-- START Information provided --

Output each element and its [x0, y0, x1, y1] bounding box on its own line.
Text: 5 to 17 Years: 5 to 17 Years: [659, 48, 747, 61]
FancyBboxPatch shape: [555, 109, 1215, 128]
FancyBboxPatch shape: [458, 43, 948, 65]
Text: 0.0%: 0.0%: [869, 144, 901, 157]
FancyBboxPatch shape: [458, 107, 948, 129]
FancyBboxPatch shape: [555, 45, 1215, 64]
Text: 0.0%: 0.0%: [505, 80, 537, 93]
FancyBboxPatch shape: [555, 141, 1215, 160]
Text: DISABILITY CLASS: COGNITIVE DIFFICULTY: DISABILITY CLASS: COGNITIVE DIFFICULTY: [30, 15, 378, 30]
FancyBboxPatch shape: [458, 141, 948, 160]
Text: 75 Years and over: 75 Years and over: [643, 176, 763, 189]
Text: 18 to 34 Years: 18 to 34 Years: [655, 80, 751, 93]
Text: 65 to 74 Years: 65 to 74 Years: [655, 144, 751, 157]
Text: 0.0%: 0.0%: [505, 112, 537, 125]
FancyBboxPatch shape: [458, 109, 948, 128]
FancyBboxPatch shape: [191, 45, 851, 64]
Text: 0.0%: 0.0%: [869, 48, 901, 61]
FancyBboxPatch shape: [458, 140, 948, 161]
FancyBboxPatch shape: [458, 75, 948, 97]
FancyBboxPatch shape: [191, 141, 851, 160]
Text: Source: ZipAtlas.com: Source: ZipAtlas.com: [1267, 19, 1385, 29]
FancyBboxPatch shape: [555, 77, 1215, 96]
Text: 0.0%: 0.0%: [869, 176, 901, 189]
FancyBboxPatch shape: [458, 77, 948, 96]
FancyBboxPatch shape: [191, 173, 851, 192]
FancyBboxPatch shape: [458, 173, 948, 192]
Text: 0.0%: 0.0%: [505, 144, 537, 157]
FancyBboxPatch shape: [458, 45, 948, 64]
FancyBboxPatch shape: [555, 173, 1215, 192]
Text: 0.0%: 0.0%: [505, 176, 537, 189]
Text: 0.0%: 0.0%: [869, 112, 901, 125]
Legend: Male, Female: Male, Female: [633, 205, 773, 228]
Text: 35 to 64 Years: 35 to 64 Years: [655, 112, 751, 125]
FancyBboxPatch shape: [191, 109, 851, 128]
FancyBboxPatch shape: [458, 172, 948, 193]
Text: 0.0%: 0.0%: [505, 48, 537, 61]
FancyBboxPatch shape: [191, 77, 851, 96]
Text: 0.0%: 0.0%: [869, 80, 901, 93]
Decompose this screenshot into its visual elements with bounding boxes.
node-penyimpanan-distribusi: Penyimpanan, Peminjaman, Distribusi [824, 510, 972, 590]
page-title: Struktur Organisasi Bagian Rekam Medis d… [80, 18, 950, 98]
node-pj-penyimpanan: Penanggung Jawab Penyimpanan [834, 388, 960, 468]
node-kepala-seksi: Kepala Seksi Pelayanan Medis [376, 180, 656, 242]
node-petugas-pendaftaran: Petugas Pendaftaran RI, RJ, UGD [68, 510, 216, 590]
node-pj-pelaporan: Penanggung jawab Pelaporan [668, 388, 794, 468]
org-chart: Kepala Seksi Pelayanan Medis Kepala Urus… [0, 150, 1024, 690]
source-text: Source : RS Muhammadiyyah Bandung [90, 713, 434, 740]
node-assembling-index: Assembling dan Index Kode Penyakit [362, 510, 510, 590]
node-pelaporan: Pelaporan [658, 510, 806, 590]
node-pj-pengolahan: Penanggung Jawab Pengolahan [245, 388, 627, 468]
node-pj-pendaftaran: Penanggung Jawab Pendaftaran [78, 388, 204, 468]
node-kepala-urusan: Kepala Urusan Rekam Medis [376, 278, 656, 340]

-- END Information provided --

Please gather every row that contains the string "pelaporan", matching case exactly, and copy each of those rows in full.

node-pj-pelaporan: Penanggung jawab Pelaporan [668, 388, 794, 468]
node-pelaporan: Pelaporan [658, 510, 806, 590]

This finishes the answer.